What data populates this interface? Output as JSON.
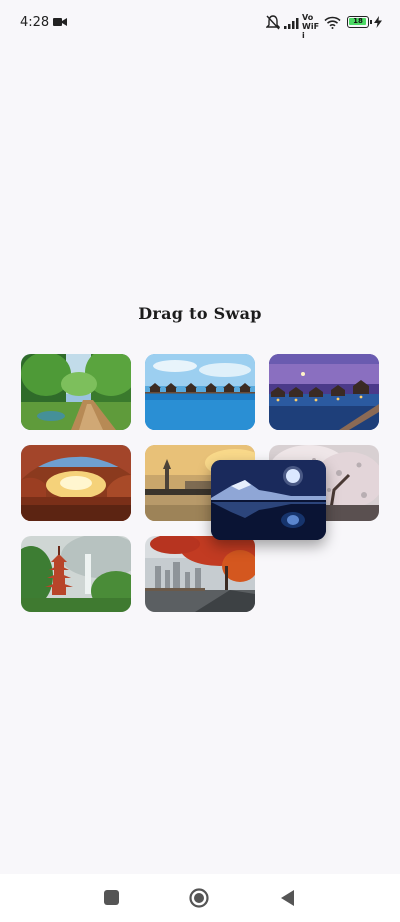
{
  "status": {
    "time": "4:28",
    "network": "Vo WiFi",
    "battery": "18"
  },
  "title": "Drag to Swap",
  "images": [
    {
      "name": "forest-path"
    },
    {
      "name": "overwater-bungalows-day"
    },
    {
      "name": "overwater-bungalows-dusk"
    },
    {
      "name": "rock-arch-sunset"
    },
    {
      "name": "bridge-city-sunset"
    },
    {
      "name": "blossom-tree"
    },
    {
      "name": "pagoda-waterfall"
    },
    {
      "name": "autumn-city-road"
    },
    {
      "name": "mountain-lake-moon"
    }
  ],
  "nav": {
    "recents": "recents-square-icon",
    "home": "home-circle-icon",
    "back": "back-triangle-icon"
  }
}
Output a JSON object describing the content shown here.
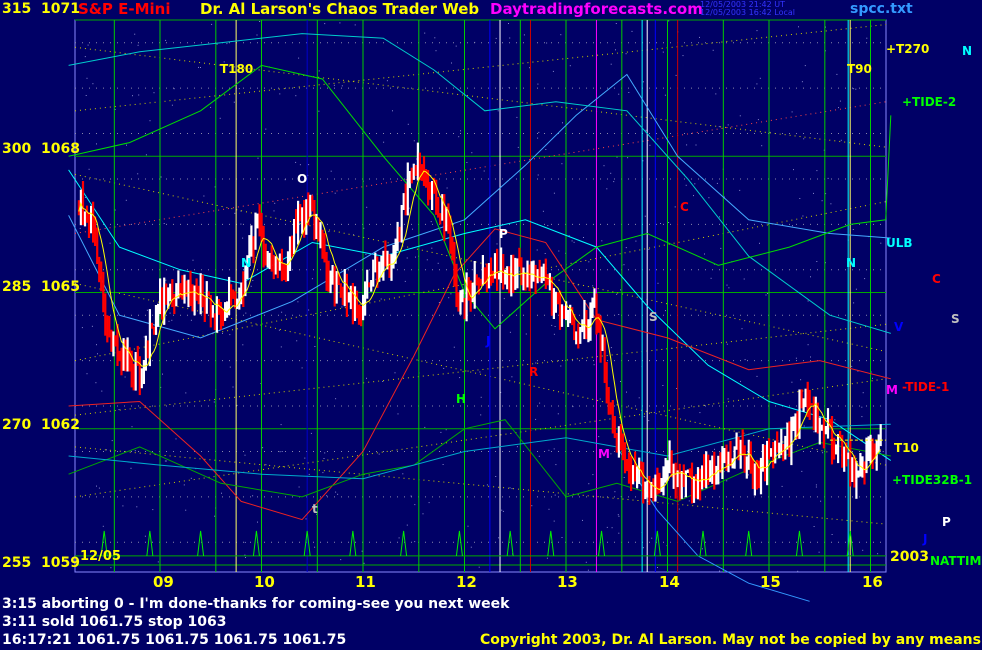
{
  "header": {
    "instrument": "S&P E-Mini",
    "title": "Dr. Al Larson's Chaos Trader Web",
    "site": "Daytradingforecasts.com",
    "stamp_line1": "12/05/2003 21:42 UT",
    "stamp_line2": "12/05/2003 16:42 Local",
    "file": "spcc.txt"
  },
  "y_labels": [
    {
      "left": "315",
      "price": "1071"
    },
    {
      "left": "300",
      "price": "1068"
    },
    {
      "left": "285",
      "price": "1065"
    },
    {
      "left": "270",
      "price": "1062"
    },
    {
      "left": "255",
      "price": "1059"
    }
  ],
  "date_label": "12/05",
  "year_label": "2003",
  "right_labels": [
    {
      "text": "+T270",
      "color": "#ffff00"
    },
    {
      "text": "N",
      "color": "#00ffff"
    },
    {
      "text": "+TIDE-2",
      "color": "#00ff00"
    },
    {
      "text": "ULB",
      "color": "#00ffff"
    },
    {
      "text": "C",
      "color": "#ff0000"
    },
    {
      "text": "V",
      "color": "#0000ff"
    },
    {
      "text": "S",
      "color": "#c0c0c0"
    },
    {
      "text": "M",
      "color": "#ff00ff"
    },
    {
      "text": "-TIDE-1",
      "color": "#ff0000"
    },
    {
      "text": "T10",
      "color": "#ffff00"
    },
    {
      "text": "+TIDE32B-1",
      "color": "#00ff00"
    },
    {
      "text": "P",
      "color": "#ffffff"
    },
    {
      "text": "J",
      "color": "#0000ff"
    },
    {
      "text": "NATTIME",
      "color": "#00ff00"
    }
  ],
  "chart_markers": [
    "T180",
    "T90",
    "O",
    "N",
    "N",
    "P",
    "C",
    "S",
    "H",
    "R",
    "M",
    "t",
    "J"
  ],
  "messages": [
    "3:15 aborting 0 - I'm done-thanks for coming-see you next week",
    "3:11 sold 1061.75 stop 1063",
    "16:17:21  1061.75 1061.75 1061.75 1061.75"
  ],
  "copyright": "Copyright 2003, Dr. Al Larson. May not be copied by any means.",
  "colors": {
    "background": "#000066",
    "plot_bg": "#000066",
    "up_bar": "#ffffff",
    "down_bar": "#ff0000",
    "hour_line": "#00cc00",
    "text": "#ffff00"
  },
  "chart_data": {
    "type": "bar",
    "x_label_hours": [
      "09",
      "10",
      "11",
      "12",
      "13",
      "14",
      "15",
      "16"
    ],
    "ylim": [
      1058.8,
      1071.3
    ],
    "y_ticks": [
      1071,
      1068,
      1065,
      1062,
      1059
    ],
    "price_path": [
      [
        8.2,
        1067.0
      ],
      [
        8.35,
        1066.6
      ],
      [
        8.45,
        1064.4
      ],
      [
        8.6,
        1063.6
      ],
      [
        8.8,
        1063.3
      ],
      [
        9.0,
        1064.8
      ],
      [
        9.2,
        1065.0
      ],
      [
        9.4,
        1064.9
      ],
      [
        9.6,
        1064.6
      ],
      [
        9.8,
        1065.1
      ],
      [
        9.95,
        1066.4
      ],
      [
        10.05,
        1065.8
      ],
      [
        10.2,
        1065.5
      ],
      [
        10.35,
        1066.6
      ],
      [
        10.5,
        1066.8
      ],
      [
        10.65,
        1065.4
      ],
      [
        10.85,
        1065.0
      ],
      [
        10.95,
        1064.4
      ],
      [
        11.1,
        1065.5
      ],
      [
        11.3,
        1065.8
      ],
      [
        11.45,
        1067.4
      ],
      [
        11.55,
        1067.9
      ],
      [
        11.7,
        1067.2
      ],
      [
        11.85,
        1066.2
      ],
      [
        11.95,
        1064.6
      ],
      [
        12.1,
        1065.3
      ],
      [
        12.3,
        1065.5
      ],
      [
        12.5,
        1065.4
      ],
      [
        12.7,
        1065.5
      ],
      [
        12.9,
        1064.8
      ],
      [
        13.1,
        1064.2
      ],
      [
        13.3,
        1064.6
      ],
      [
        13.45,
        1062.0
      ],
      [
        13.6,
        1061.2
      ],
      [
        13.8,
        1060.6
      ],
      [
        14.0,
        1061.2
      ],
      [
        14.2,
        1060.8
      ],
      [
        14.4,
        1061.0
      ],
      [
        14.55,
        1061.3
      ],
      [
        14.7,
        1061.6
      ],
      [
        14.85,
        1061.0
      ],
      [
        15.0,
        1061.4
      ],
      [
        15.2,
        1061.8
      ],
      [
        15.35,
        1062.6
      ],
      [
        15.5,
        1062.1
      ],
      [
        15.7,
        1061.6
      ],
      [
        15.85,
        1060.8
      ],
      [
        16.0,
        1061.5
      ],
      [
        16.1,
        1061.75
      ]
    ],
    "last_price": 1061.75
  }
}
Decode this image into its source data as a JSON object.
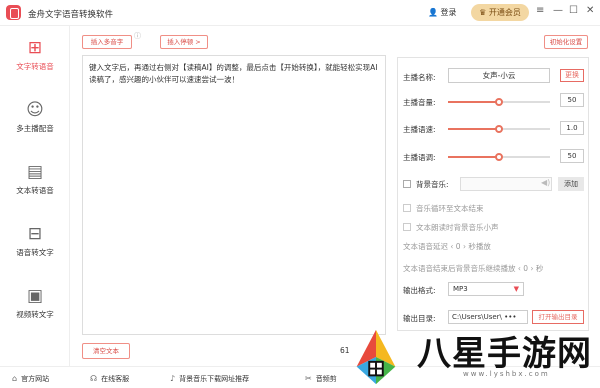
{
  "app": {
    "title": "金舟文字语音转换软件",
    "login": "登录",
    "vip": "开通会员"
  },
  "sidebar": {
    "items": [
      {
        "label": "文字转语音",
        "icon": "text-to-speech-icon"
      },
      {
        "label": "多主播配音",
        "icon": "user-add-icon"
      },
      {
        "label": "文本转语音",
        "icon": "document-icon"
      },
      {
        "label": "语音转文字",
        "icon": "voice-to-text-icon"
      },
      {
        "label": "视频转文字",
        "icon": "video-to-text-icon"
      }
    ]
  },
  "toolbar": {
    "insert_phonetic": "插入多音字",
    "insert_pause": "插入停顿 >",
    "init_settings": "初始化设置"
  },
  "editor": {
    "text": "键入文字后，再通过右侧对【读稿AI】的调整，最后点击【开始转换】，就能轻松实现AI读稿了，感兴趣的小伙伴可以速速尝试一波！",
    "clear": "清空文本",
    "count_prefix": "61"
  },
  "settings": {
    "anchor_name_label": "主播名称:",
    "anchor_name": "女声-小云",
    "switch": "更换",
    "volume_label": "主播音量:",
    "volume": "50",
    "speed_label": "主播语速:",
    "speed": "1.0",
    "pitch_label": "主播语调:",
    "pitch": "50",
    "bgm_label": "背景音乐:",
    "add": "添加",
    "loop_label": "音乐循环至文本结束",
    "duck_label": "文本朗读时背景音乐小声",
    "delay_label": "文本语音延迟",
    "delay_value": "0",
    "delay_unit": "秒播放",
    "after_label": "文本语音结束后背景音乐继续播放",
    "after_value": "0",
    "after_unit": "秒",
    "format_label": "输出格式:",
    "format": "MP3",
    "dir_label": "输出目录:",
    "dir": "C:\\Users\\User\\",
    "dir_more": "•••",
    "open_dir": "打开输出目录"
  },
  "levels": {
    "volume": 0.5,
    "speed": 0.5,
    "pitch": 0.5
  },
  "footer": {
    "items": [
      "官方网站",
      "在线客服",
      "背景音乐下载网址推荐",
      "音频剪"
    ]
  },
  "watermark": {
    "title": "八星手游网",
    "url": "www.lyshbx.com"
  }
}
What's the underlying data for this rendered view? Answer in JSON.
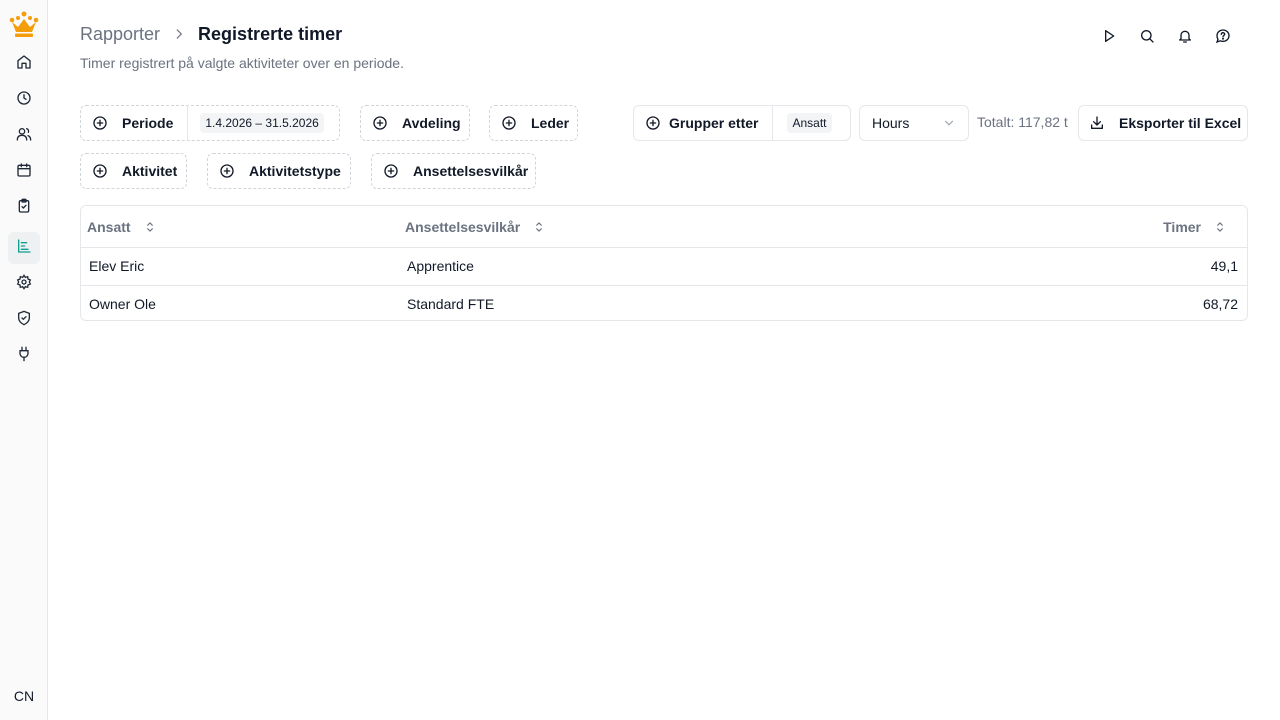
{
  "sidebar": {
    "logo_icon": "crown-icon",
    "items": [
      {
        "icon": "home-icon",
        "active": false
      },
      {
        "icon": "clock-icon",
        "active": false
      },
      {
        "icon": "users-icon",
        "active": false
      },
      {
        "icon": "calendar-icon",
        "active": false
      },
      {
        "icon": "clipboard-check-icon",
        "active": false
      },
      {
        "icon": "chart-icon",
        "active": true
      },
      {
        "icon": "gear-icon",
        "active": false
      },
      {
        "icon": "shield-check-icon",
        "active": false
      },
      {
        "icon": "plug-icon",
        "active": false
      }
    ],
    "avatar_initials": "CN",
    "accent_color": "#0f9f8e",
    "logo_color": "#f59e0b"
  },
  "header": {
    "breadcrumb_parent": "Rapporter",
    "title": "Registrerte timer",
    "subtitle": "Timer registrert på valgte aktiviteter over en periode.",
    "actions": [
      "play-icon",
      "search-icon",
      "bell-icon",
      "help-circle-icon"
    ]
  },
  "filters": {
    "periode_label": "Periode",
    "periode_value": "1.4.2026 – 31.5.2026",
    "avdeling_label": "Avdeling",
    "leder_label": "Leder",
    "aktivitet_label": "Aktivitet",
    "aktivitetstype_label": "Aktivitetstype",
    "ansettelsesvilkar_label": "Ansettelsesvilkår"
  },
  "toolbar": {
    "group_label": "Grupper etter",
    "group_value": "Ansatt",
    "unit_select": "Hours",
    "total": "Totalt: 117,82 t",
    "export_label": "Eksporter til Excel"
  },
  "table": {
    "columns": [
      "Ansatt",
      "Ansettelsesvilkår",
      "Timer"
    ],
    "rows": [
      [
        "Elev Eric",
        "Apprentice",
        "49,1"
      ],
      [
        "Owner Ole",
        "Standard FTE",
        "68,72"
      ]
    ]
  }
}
————————
--- What is required ---
Find each line in the records holding the string "this" and show it.

--- Response ---
What data populates this interface? Output as JSON.
Decode this image into its source data as a JSON object.
What's the underlying data for this rendered view? Answer in JSON.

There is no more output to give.